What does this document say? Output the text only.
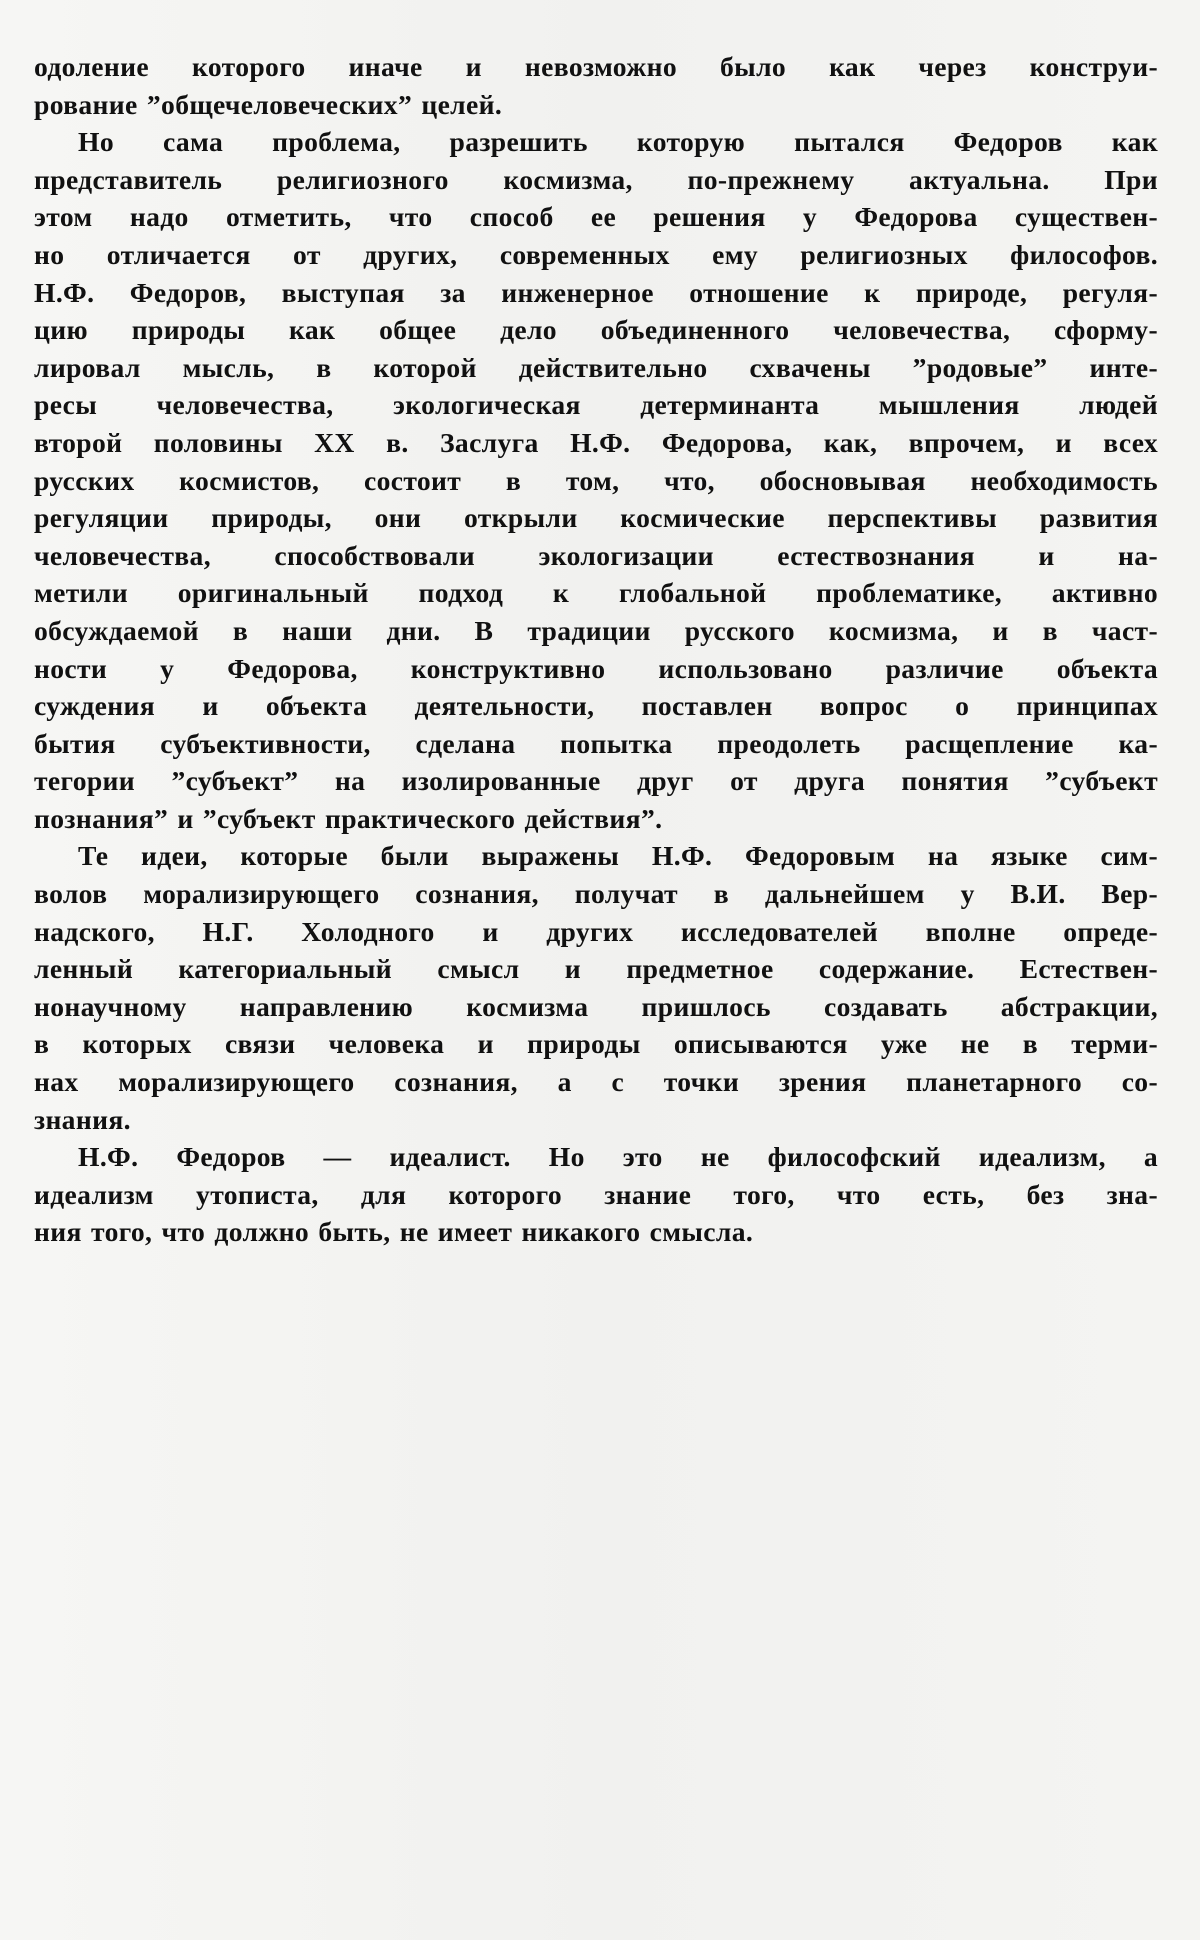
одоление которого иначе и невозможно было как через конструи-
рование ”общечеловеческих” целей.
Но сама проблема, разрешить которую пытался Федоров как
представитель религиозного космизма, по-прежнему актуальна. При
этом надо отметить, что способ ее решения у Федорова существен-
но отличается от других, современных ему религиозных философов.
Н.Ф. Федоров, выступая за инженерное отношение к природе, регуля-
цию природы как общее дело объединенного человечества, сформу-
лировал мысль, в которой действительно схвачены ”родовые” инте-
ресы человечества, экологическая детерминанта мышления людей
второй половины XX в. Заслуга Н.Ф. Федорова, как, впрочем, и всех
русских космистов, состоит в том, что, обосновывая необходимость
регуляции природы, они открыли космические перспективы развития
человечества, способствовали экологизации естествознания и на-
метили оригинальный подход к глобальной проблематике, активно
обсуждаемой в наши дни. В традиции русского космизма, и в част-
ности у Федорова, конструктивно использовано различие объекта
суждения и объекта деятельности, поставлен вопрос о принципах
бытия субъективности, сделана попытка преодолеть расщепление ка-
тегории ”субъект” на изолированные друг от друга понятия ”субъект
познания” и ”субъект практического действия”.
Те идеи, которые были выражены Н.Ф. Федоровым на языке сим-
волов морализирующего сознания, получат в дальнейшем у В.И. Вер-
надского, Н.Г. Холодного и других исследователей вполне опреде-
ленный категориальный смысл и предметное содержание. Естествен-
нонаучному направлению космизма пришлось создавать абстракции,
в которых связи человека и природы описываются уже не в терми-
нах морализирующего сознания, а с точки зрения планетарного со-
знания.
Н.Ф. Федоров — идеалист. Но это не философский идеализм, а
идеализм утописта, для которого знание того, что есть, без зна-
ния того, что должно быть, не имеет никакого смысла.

+++

Transcribe the listing in full and omit the pictures.

◆ **RESPONSE**:
What does this document say? Output the text only.
одоление которого иначе и невозможно было как через конструи-
рование ”общечеловеческих” целей.
Но сама проблема, разрешить которую пытался Федоров как
представитель религиозного космизма, по-прежнему актуальна. При
этом надо отметить, что способ ее решения у Федорова существен-
но отличается от других, современных ему религиозных философов.
Н.Ф. Федоров, выступая за инженерное отношение к природе, регуля-
цию природы как общее дело объединенного человечества, сформу-
лировал мысль, в которой действительно схвачены ”родовые” инте-
ресы человечества, экологическая детерминанта мышления людей
второй половины XX в. Заслуга Н.Ф. Федорова, как, впрочем, и всех
русских космистов, состоит в том, что, обосновывая необходимость
регуляции природы, они открыли космические перспективы развития
человечества, способствовали экологизации естествознания и на-
метили оригинальный подход к глобальной проблематике, активно
обсуждаемой в наши дни. В традиции русского космизма, и в част-
ности у Федорова, конструктивно использовано различие объекта
суждения и объекта деятельности, поставлен вопрос о принципах
бытия субъективности, сделана попытка преодолеть расщепление ка-
тегории ”субъект” на изолированные друг от друга понятия ”субъект
познания” и ”субъект практического действия”.
Те идеи, которые были выражены Н.Ф. Федоровым на языке сим-
волов морализирующего сознания, получат в дальнейшем у В.И. Вер-
надского, Н.Г. Холодного и других исследователей вполне опреде-
ленный категориальный смысл и предметное содержание. Естествен-
нонаучному направлению космизма пришлось создавать абстракции,
в которых связи человека и природы описываются уже не в терми-
нах морализирующего сознания, а с точки зрения планетарного со-
знания.
Н.Ф. Федоров — идеалист. Но это не философский идеализм, а
идеализм утописта, для которого знание того, что есть, без зна-
ния того, что должно быть, не имеет никакого смысла.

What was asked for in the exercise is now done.